Stored data
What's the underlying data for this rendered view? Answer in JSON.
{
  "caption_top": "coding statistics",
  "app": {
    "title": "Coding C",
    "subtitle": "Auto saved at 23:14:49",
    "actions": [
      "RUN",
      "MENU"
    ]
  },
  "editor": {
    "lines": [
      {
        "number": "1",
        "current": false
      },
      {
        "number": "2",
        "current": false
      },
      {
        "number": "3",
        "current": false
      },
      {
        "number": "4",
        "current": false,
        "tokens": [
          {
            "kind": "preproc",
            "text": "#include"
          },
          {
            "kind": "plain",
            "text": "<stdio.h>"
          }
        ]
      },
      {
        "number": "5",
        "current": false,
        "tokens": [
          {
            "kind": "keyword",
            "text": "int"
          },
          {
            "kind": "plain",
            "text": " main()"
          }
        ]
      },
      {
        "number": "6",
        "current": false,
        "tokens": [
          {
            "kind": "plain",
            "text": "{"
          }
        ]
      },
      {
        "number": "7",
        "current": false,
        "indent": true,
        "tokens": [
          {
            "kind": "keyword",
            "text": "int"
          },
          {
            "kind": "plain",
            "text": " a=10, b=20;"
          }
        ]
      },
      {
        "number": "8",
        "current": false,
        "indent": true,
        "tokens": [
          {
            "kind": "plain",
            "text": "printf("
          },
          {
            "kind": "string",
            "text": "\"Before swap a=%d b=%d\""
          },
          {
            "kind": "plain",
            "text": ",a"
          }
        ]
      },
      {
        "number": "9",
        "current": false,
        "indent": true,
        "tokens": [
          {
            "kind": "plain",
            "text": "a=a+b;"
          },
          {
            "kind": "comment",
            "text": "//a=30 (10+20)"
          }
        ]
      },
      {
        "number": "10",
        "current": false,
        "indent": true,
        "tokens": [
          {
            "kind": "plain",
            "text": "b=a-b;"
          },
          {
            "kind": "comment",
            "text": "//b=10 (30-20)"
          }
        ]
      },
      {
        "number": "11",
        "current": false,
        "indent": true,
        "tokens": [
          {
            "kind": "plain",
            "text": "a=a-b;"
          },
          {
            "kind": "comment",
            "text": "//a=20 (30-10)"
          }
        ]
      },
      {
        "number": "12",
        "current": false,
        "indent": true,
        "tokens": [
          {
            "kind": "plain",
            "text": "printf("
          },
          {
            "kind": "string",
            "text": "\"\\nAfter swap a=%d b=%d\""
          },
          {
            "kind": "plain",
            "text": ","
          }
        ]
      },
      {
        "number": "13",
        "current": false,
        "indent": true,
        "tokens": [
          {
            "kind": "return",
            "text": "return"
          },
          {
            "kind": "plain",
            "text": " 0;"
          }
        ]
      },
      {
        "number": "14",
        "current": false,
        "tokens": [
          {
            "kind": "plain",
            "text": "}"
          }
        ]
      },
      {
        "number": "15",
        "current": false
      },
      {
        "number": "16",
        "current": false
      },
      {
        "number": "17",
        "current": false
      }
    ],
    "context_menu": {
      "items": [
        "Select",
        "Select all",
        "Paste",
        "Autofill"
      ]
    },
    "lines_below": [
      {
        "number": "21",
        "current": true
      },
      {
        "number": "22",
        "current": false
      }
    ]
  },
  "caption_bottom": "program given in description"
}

Request
Word for word, quote all of the data above.

Response to the exercise
What's the underlying data for this rendered view? Answer in JSON.
{
  "caption_top": "coding statistics",
  "app": {
    "title": "Coding C",
    "subtitle": "Auto saved at 23:14:49",
    "actions": [
      "RUN",
      "MENU"
    ]
  },
  "editor": {
    "lines": [
      {
        "number": "1",
        "current": false
      },
      {
        "number": "2",
        "current": false
      },
      {
        "number": "3",
        "current": false
      },
      {
        "number": "4",
        "current": false,
        "tokens": [
          {
            "kind": "preproc",
            "text": "#include"
          },
          {
            "kind": "plain",
            "text": "<stdio.h>"
          }
        ]
      },
      {
        "number": "5",
        "current": false,
        "tokens": [
          {
            "kind": "keyword",
            "text": "int"
          },
          {
            "kind": "plain",
            "text": " main()"
          }
        ]
      },
      {
        "number": "6",
        "current": false,
        "tokens": [
          {
            "kind": "plain",
            "text": "{"
          }
        ]
      },
      {
        "number": "7",
        "current": false,
        "indent": true,
        "tokens": [
          {
            "kind": "keyword",
            "text": "int"
          },
          {
            "kind": "plain",
            "text": " a=10, b=20;"
          }
        ]
      },
      {
        "number": "8",
        "current": false,
        "indent": true,
        "tokens": [
          {
            "kind": "plain",
            "text": "printf("
          },
          {
            "kind": "string",
            "text": "\"Before swap a=%d b=%d\""
          },
          {
            "kind": "plain",
            "text": ",a"
          }
        ]
      },
      {
        "number": "9",
        "current": false,
        "indent": true,
        "tokens": [
          {
            "kind": "plain",
            "text": "a=a+b;"
          },
          {
            "kind": "comment",
            "text": "//a=30 (10+20)"
          }
        ]
      },
      {
        "number": "10",
        "current": false,
        "indent": true,
        "tokens": [
          {
            "kind": "plain",
            "text": "b=a-b;"
          },
          {
            "kind": "comment",
            "text": "//b=10 (30-20)"
          }
        ]
      },
      {
        "number": "11",
        "current": false,
        "indent": true,
        "tokens": [
          {
            "kind": "plain",
            "text": "a=a-b;"
          },
          {
            "kind": "comment",
            "text": "//a=20 (30-10)"
          }
        ]
      },
      {
        "number": "12",
        "current": false,
        "indent": true,
        "tokens": [
          {
            "kind": "plain",
            "text": "printf("
          },
          {
            "kind": "string",
            "text": "\"\\nAfter swap a=%d b=%d\""
          },
          {
            "kind": "plain",
            "text": ","
          }
        ]
      },
      {
        "number": "13",
        "current": false,
        "indent": true,
        "tokens": [
          {
            "kind": "return",
            "text": "return"
          },
          {
            "kind": "plain",
            "text": " 0;"
          }
        ]
      },
      {
        "number": "14",
        "current": false,
        "tokens": [
          {
            "kind": "plain",
            "text": "}"
          }
        ]
      },
      {
        "number": "15",
        "current": false
      },
      {
        "number": "16",
        "current": false
      },
      {
        "number": "17",
        "current": false
      }
    ],
    "context_menu": {
      "items": [
        "Select",
        "Select all",
        "Paste",
        "Autofill"
      ]
    },
    "lines_below": [
      {
        "number": "21",
        "current": true
      },
      {
        "number": "22",
        "current": false
      }
    ]
  },
  "caption_bottom": "program given in description"
}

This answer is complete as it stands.